Items from a data source
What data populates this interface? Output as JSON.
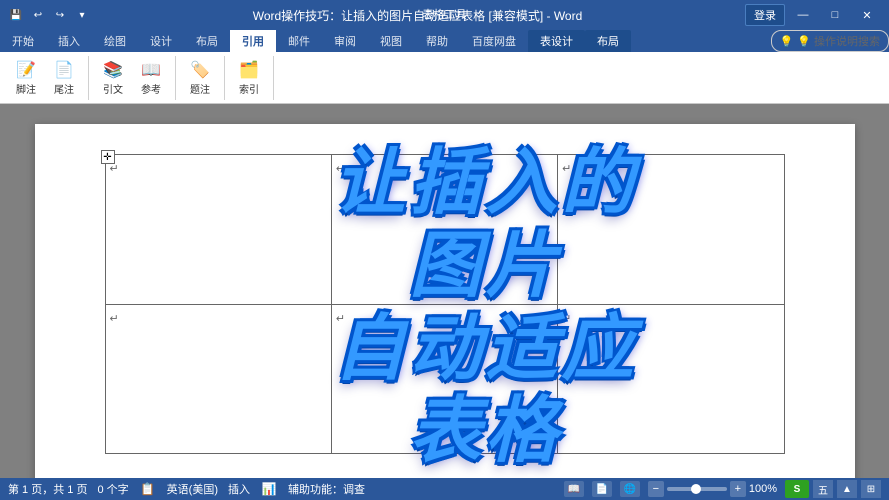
{
  "titleBar": {
    "title": "Word操作技巧：让插入的图片自动适应表格 [兼容模式] - Word",
    "appLabel": "Word",
    "tableToolsLabel": "表格工具",
    "loginBtn": "登录",
    "quickAccessBtns": [
      "↩",
      "↪",
      "▶"
    ],
    "windowControls": [
      "—",
      "□",
      "✕"
    ]
  },
  "ribbonTabs": [
    {
      "label": "开始",
      "active": false
    },
    {
      "label": "插入",
      "active": false
    },
    {
      "label": "绘图",
      "active": false
    },
    {
      "label": "设计",
      "active": false
    },
    {
      "label": "布局",
      "active": false
    },
    {
      "label": "引用",
      "active": true
    },
    {
      "label": "邮件",
      "active": false
    },
    {
      "label": "审阅",
      "active": false
    },
    {
      "label": "视图",
      "active": false
    },
    {
      "label": "帮助",
      "active": false
    },
    {
      "label": "百度网盘",
      "active": false
    },
    {
      "label": "表设计",
      "active": false
    },
    {
      "label": "布局",
      "active": false
    }
  ],
  "ribbonSearch": {
    "placeholder": "💡 操作说明搜索"
  },
  "docContent": {
    "bigText": [
      "让插入的",
      "图片",
      "自动适应",
      "表格"
    ]
  },
  "table": {
    "rows": 2,
    "cols": 3
  },
  "statusBar": {
    "pageInfo": "第 1 页，共 1 页",
    "charCount": "0 个字",
    "langLabel": "英语(美国)",
    "insertLabel": "插入",
    "accessLabel": "辅助功能：调查",
    "zoomLevel": "100%"
  }
}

### Instructions to follow:
From the data, pick out every line that includes "Word".

### In response:
    "title": "Word操作技巧：让插入的图片自动适应表格 [兼容模式] - Word",
    "appLabel": "Word",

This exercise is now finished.